_Do this:_ State the number of lines that contain the word "tree", and add nothing else.

_Input for this task:_
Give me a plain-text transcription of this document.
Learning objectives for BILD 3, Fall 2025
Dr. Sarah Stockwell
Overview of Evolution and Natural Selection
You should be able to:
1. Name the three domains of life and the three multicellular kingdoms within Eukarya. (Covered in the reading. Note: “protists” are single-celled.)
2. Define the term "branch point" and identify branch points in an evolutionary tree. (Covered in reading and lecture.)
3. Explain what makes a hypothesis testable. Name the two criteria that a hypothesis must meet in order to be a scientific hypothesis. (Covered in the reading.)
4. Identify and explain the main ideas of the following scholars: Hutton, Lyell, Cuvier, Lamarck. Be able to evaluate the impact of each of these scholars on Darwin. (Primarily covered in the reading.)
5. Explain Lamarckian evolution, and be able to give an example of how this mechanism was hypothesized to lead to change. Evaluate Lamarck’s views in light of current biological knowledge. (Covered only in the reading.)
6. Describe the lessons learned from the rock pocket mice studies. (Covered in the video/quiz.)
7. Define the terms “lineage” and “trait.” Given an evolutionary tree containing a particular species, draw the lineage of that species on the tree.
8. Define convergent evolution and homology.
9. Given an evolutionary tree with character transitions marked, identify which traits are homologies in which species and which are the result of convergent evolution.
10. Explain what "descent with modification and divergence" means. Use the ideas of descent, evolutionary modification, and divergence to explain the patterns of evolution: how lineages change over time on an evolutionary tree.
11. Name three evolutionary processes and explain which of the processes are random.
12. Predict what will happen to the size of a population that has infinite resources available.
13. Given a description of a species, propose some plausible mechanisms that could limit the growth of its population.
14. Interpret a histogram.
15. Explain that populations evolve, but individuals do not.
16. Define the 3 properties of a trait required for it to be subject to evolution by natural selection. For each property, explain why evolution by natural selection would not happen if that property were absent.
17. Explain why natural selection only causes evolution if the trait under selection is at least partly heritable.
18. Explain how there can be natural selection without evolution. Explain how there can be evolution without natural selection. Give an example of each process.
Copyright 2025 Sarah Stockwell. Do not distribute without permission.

_Task result:_ 4